What to work on
Count the lines below that contain the word "construct". Give only the number.

(begin)

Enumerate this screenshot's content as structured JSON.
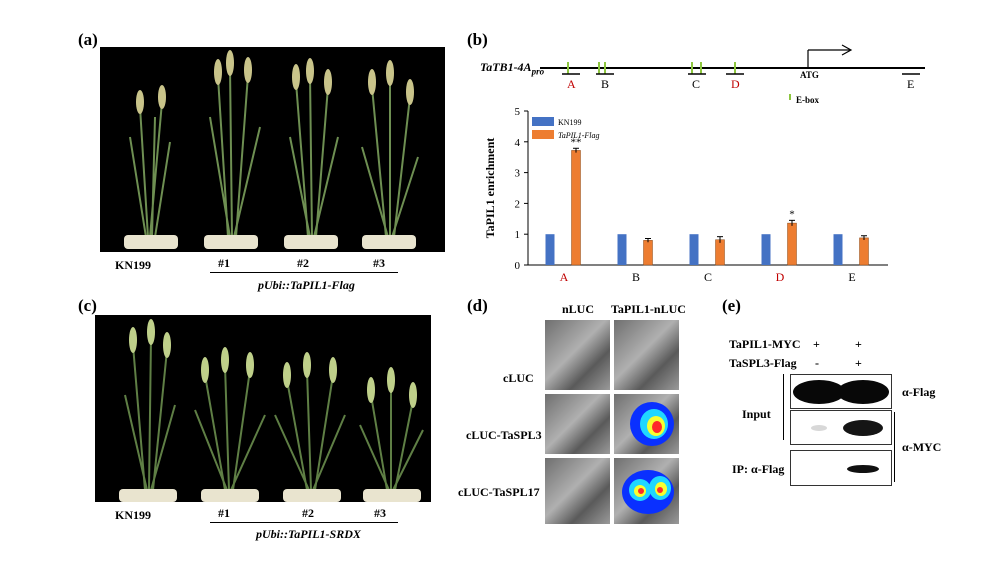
{
  "panels": {
    "a": {
      "label": "(a)",
      "plants": [
        "KN199",
        "#1",
        "#2",
        "#3"
      ],
      "construct": "pUbi::TaPIL1-Flag"
    },
    "b": {
      "label": "(b)",
      "promoter": "TaTB1-4A",
      "promoter_sub": "pro",
      "regions": [
        "A",
        "B",
        "C",
        "D",
        "E"
      ],
      "atg": "ATG",
      "ebox_label": "E-box",
      "significance": [
        "**",
        "*"
      ]
    },
    "c": {
      "label": "(c)",
      "plants": [
        "KN199",
        "#1",
        "#2",
        "#3"
      ],
      "construct": "pUbi::TaPIL1-SRDX"
    },
    "d": {
      "label": "(d)",
      "cols": [
        "nLUC",
        "TaPIL1-nLUC"
      ],
      "rows": [
        "cLUC",
        "cLUC-TaSPL3",
        "cLUC-TaSPL17"
      ]
    },
    "e": {
      "label": "(e)",
      "rows": [
        {
          "name": "TaPIL1-MYC",
          "lane1": "+",
          "lane2": "+"
        },
        {
          "name": "TaSPL3-Flag",
          "lane1": "-",
          "lane2": "+"
        }
      ],
      "input_label": "Input",
      "ip_label": "IP: α-Flag",
      "blot_flag": "α-Flag",
      "blot_myc": "α-MYC"
    }
  },
  "chart_data": {
    "type": "bar",
    "categories": [
      "A",
      "B",
      "C",
      "D",
      "E"
    ],
    "category_colors": [
      "#c00000",
      "#000000",
      "#000000",
      "#c00000",
      "#000000"
    ],
    "ylabel": "TaPIL1 enrichment",
    "ylim": [
      0,
      5
    ],
    "yticks": [
      "0",
      "1",
      "2",
      "3",
      "4",
      "5"
    ],
    "series": [
      {
        "name": "KN199",
        "color": "#4472c4",
        "values": [
          1,
          1,
          1,
          1,
          1
        ]
      },
      {
        "name": "TaPIL1-Flag",
        "color": "#ed7d31",
        "values": [
          3.72,
          0.8,
          0.82,
          1.36,
          0.88
        ],
        "errors": [
          0.07,
          0.06,
          0.1,
          0.09,
          0.07
        ]
      }
    ],
    "annotations": [
      {
        "category": "A",
        "text": "**"
      },
      {
        "category": "D",
        "text": "*"
      }
    ]
  }
}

(end)

Task solution
2